(Data entries for graphics)
-- Start --
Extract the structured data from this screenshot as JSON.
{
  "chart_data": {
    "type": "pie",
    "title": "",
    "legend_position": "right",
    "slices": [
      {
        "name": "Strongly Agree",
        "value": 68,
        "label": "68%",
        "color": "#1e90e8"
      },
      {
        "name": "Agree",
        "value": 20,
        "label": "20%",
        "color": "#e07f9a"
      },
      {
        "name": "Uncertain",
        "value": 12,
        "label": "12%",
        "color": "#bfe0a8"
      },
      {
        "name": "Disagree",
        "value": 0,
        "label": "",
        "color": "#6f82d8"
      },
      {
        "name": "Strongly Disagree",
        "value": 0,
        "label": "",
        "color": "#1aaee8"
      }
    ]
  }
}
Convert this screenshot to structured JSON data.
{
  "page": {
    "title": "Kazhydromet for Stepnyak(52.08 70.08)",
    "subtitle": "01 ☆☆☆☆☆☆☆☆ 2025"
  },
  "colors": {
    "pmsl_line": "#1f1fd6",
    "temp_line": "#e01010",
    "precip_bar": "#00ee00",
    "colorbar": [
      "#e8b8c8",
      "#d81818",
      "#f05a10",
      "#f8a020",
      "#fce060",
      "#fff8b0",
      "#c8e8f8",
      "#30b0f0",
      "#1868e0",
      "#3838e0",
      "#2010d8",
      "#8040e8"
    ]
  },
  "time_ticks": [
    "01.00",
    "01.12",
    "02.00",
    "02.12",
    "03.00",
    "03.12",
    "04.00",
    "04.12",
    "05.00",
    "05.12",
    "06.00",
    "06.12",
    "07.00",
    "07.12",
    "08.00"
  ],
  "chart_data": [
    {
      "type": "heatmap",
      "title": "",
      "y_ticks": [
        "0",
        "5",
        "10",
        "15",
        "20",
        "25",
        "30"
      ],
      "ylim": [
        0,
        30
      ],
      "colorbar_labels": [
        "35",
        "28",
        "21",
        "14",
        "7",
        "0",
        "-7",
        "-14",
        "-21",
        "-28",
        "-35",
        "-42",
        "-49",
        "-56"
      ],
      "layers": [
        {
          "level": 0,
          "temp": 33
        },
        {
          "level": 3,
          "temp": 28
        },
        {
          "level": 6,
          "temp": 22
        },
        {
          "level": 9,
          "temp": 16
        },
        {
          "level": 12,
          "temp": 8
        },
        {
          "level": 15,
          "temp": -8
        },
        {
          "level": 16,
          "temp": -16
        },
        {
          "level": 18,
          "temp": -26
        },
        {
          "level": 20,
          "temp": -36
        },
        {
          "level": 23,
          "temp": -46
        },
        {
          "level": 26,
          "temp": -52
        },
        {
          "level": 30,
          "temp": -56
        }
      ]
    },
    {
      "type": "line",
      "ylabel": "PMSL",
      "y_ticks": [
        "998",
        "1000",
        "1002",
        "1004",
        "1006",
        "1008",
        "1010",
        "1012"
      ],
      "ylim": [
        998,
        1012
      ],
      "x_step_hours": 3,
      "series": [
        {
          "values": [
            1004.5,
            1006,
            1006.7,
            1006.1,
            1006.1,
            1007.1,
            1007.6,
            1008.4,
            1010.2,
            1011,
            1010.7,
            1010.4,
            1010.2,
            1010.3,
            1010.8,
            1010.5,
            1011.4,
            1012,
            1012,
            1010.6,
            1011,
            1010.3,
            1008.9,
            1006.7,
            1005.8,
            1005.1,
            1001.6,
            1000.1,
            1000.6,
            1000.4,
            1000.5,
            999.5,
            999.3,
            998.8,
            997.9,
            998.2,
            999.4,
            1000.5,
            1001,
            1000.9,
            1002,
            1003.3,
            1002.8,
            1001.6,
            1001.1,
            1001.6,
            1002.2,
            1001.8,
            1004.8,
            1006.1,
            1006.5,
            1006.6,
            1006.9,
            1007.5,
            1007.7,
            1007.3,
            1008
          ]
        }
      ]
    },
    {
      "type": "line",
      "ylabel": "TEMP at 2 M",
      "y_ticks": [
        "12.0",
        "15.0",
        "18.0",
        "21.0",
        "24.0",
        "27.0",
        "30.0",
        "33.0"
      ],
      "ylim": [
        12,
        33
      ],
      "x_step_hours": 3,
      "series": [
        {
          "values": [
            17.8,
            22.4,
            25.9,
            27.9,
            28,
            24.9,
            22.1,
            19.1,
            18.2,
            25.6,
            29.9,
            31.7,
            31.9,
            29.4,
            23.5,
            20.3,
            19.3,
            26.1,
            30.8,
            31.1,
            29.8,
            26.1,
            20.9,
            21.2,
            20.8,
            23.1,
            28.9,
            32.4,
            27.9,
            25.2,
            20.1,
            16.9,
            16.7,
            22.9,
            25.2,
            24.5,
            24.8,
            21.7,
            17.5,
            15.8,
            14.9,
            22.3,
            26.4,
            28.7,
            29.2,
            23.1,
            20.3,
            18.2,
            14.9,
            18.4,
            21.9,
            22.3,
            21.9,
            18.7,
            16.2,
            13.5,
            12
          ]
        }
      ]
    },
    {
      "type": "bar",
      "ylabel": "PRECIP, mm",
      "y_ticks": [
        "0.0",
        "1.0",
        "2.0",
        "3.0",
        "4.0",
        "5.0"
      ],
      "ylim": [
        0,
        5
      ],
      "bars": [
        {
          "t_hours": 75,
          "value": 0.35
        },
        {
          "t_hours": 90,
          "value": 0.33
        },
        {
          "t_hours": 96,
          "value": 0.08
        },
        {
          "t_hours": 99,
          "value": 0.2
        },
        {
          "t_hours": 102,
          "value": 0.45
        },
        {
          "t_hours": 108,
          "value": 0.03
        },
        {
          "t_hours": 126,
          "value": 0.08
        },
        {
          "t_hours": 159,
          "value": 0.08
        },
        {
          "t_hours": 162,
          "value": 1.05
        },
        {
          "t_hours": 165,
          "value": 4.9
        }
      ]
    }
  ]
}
-- End --
Produce an exact copy of all the records.

Extract the structured data from this screenshot as JSON.
{
  "chart_data": {
    "type": "pie",
    "title": "",
    "legend_position": "right",
    "slices": [
      {
        "name": "Strongly Agree",
        "value": 68,
        "label": "68%",
        "color": "#1e90e8"
      },
      {
        "name": "Agree",
        "value": 20,
        "label": "20%",
        "color": "#e07f9a"
      },
      {
        "name": "Uncertain",
        "value": 12,
        "label": "12%",
        "color": "#bfe0a8"
      },
      {
        "name": "Disagree",
        "value": 0,
        "label": "",
        "color": "#6f82d8"
      },
      {
        "name": "Strongly Disagree",
        "value": 0,
        "label": "",
        "color": "#1aaee8"
      }
    ]
  }
}
Convert this screenshot to structured JSON data.
{
  "page": {
    "title": "Kazhydromet for Stepnyak(52.08 70.08)",
    "subtitle": "01 ☆☆☆☆☆☆☆☆ 2025"
  },
  "colors": {
    "pmsl_line": "#1f1fd6",
    "temp_line": "#e01010",
    "precip_bar": "#00ee00",
    "colorbar": [
      "#e8b8c8",
      "#d81818",
      "#f05a10",
      "#f8a020",
      "#fce060",
      "#fff8b0",
      "#c8e8f8",
      "#30b0f0",
      "#1868e0",
      "#3838e0",
      "#2010d8",
      "#8040e8"
    ]
  },
  "time_ticks": [
    "01.00",
    "01.12",
    "02.00",
    "02.12",
    "03.00",
    "03.12",
    "04.00",
    "04.12",
    "05.00",
    "05.12",
    "06.00",
    "06.12",
    "07.00",
    "07.12",
    "08.00"
  ],
  "chart_data": [
    {
      "type": "heatmap",
      "title": "",
      "y_ticks": [
        "0",
        "5",
        "10",
        "15",
        "20",
        "25",
        "30"
      ],
      "ylim": [
        0,
        30
      ],
      "colorbar_labels": [
        "35",
        "28",
        "21",
        "14",
        "7",
        "0",
        "-7",
        "-14",
        "-21",
        "-28",
        "-35",
        "-42",
        "-49",
        "-56"
      ],
      "layers": [
        {
          "level": 0,
          "temp": 33
        },
        {
          "level": 3,
          "temp": 28
        },
        {
          "level": 6,
          "temp": 22
        },
        {
          "level": 9,
          "temp": 16
        },
        {
          "level": 12,
          "temp": 8
        },
        {
          "level": 15,
          "temp": -8
        },
        {
          "level": 16,
          "temp": -16
        },
        {
          "level": 18,
          "temp": -26
        },
        {
          "level": 20,
          "temp": -36
        },
        {
          "level": 23,
          "temp": -46
        },
        {
          "level": 26,
          "temp": -52
        },
        {
          "level": 30,
          "temp": -56
        }
      ]
    },
    {
      "type": "line",
      "ylabel": "PMSL",
      "y_ticks": [
        "998",
        "1000",
        "1002",
        "1004",
        "1006",
        "1008",
        "1010",
        "1012"
      ],
      "ylim": [
        998,
        1012
      ],
      "x_step_hours": 3,
      "series": [
        {
          "values": [
            1004.5,
            1006,
            1006.7,
            1006.1,
            1006.1,
            1007.1,
            1007.6,
            1008.4,
            1010.2,
            1011,
            1010.7,
            1010.4,
            1010.2,
            1010.3,
            1010.8,
            1010.5,
            1011.4,
            1012,
            1012,
            1010.6,
            1011,
            1010.3,
            1008.9,
            1006.7,
            1005.8,
            1005.1,
            1001.6,
            1000.1,
            1000.6,
            1000.4,
            1000.5,
            999.5,
            999.3,
            998.8,
            997.9,
            998.2,
            999.4,
            1000.5,
            1001,
            1000.9,
            1002,
            1003.3,
            1002.8,
            1001.6,
            1001.1,
            1001.6,
            1002.2,
            1001.8,
            1004.8,
            1006.1,
            1006.5,
            1006.6,
            1006.9,
            1007.5,
            1007.7,
            1007.3,
            1008
          ]
        }
      ]
    },
    {
      "type": "line",
      "ylabel": "TEMP at 2 M",
      "y_ticks": [
        "12.0",
        "15.0",
        "18.0",
        "21.0",
        "24.0",
        "27.0",
        "30.0",
        "33.0"
      ],
      "ylim": [
        12,
        33
      ],
      "x_step_hours": 3,
      "series": [
        {
          "values": [
            17.8,
            22.4,
            25.9,
            27.9,
            28,
            24.9,
            22.1,
            19.1,
            18.2,
            25.6,
            29.9,
            31.7,
            31.9,
            29.4,
            23.5,
            20.3,
            19.3,
            26.1,
            30.8,
            31.1,
            29.8,
            26.1,
            20.9,
            21.2,
            20.8,
            23.1,
            28.9,
            32.4,
            27.9,
            25.2,
            20.1,
            16.9,
            16.7,
            22.9,
            25.2,
            24.5,
            24.8,
            21.7,
            17.5,
            15.8,
            14.9,
            22.3,
            26.4,
            28.7,
            29.2,
            23.1,
            20.3,
            18.2,
            14.9,
            18.4,
            21.9,
            22.3,
            21.9,
            18.7,
            16.2,
            13.5,
            12
          ]
        }
      ]
    },
    {
      "type": "bar",
      "ylabel": "PRECIP, mm",
      "y_ticks": [
        "0.0",
        "1.0",
        "2.0",
        "3.0",
        "4.0",
        "5.0"
      ],
      "ylim": [
        0,
        5
      ],
      "bars": [
        {
          "t_hours": 75,
          "value": 0.35
        },
        {
          "t_hours": 90,
          "value": 0.33
        },
        {
          "t_hours": 96,
          "value": 0.08
        },
        {
          "t_hours": 99,
          "value": 0.2
        },
        {
          "t_hours": 102,
          "value": 0.45
        },
        {
          "t_hours": 108,
          "value": 0.03
        },
        {
          "t_hours": 126,
          "value": 0.08
        },
        {
          "t_hours": 159,
          "value": 0.08
        },
        {
          "t_hours": 162,
          "value": 1.05
        },
        {
          "t_hours": 165,
          "value": 4.9
        }
      ]
    }
  ]
}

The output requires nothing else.